Task statement - In the listing that follows, count each line containing the string "UNCATEGORIZED" and report only the count.

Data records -
--

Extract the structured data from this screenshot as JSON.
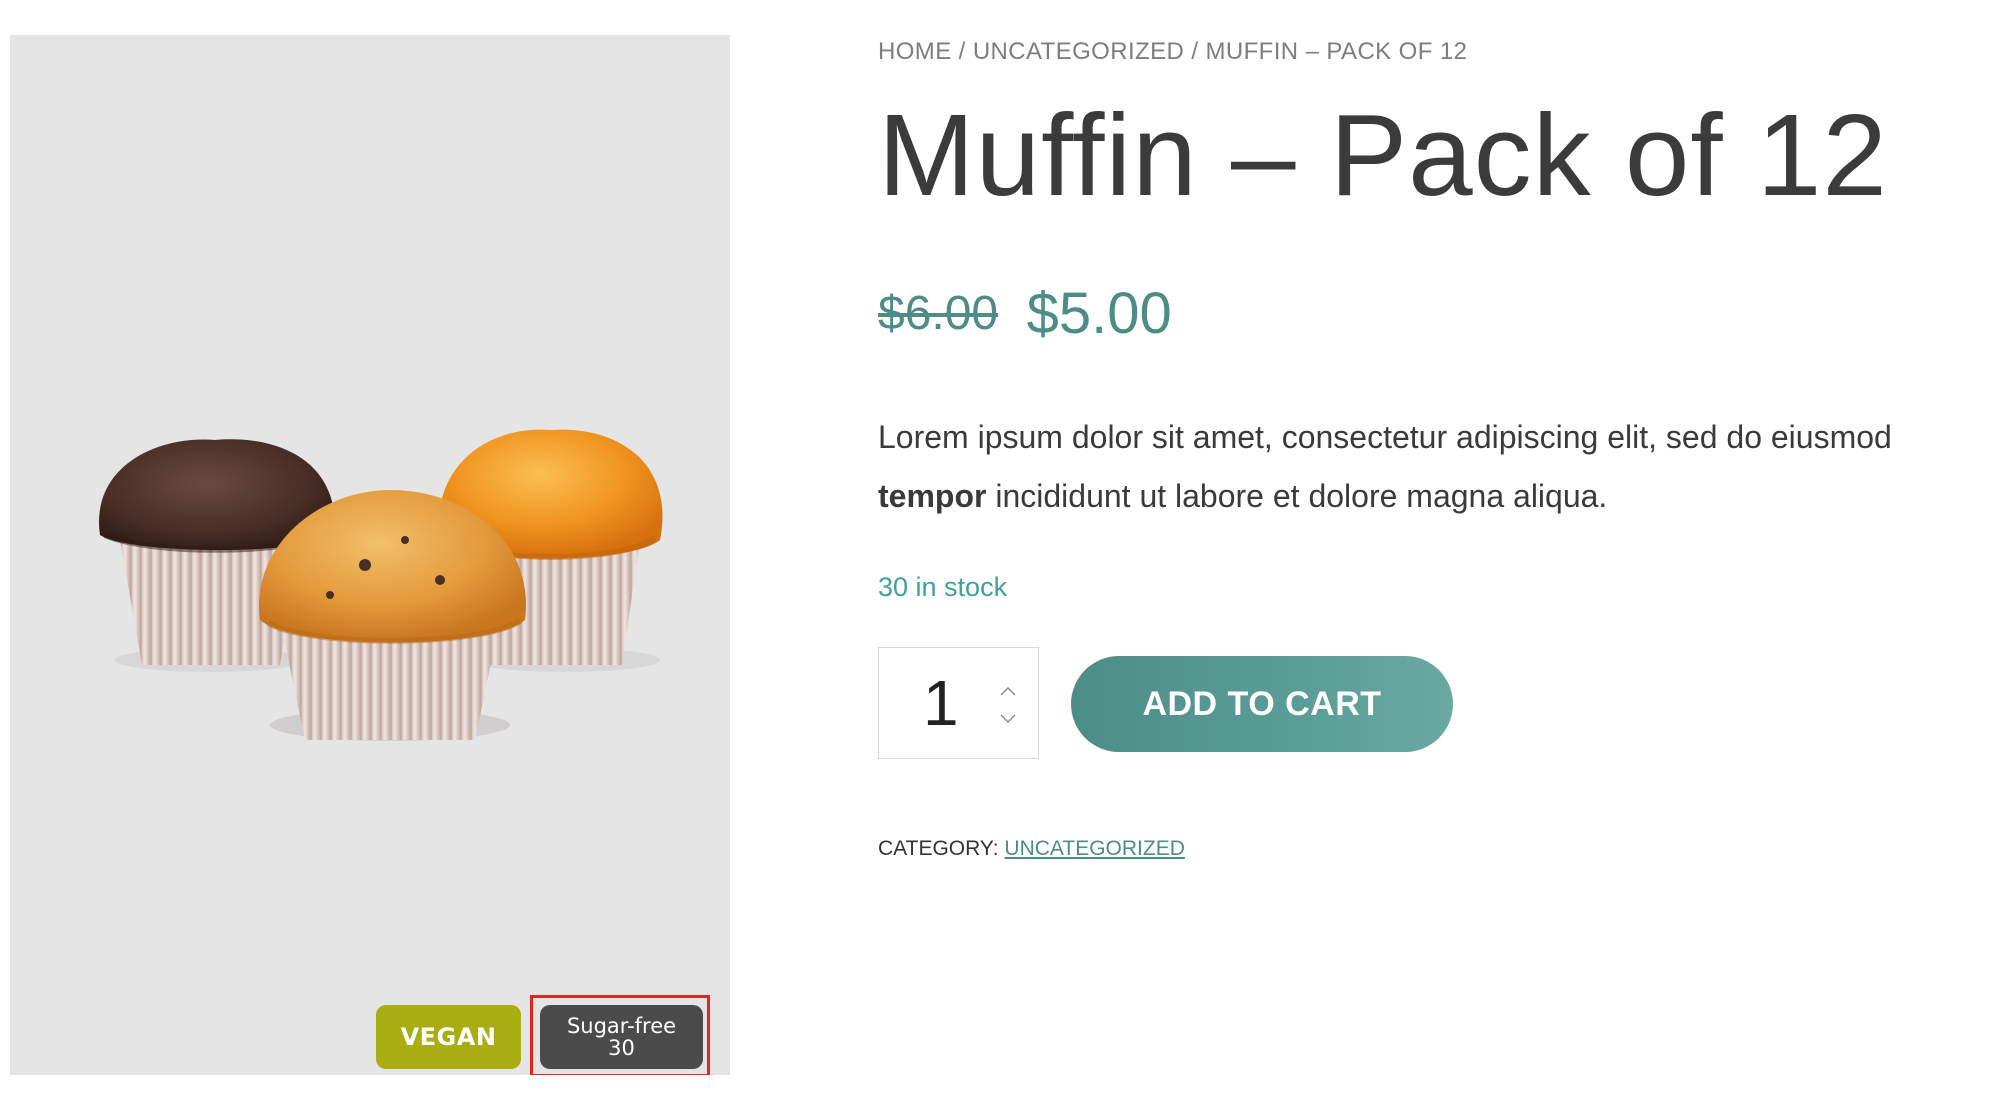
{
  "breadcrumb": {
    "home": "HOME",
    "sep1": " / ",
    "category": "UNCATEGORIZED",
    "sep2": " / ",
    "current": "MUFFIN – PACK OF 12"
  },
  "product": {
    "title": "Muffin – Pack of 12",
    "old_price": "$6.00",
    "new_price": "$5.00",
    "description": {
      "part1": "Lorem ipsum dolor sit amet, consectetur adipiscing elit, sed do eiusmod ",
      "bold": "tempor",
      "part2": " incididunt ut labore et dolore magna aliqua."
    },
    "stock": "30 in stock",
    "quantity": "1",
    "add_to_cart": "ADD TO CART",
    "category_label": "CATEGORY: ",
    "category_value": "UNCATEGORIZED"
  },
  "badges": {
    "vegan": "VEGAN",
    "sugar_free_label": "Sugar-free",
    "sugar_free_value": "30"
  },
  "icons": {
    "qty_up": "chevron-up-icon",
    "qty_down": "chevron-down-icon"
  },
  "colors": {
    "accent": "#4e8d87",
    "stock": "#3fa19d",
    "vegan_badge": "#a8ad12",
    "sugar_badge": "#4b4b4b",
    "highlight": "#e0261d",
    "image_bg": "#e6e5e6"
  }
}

--

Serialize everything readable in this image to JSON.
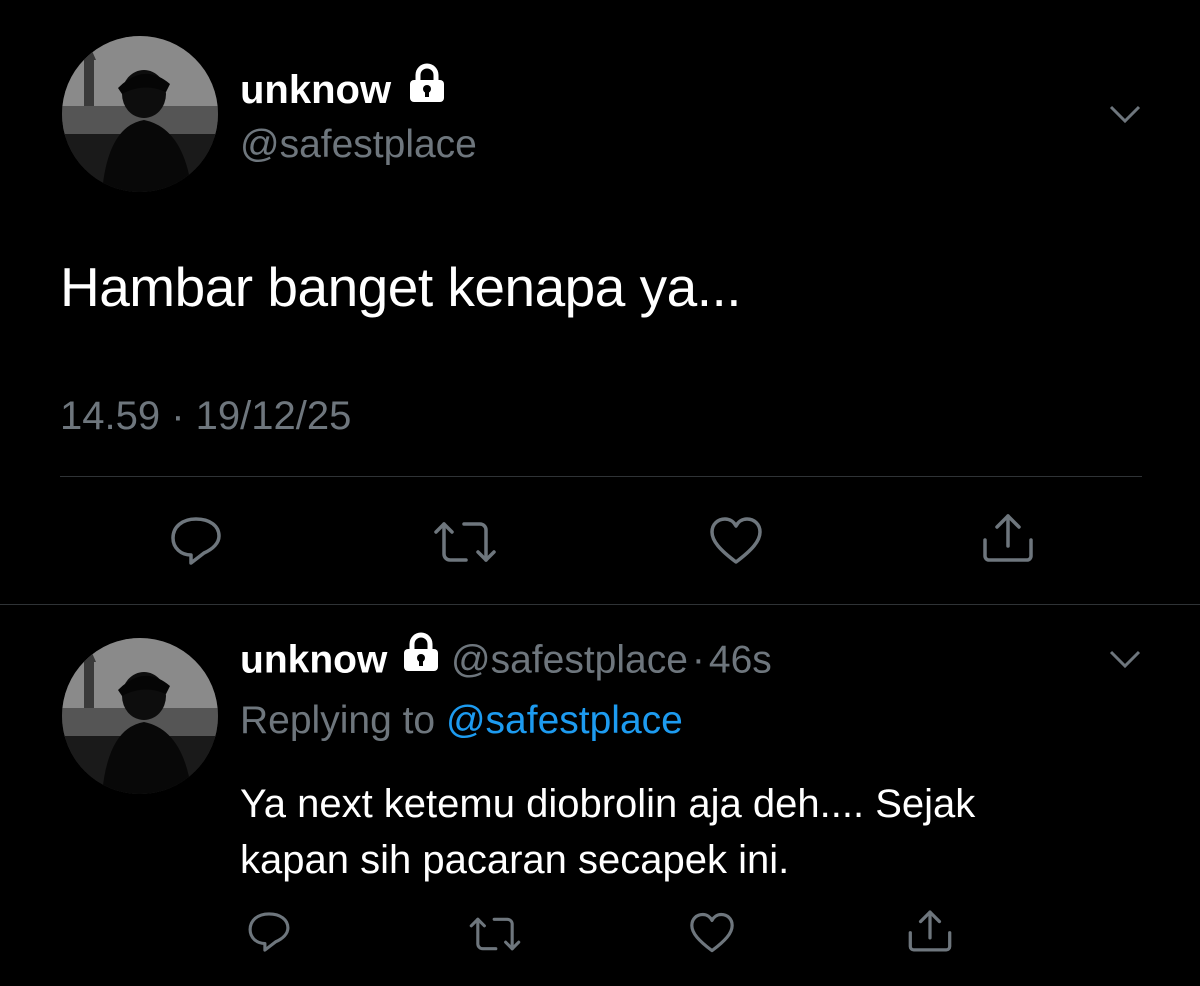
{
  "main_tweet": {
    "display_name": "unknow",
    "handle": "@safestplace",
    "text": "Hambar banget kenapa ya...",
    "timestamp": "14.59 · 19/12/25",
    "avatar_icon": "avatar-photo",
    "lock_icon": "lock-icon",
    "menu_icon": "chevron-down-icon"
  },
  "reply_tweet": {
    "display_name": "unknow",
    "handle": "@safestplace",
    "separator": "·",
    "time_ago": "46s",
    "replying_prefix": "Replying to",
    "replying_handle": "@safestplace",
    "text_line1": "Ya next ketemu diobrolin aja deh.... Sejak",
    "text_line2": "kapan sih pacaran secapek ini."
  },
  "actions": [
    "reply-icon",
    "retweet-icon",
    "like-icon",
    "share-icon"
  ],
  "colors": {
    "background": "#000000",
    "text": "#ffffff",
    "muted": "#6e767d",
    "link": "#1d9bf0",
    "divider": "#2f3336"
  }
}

--

Solution below - 2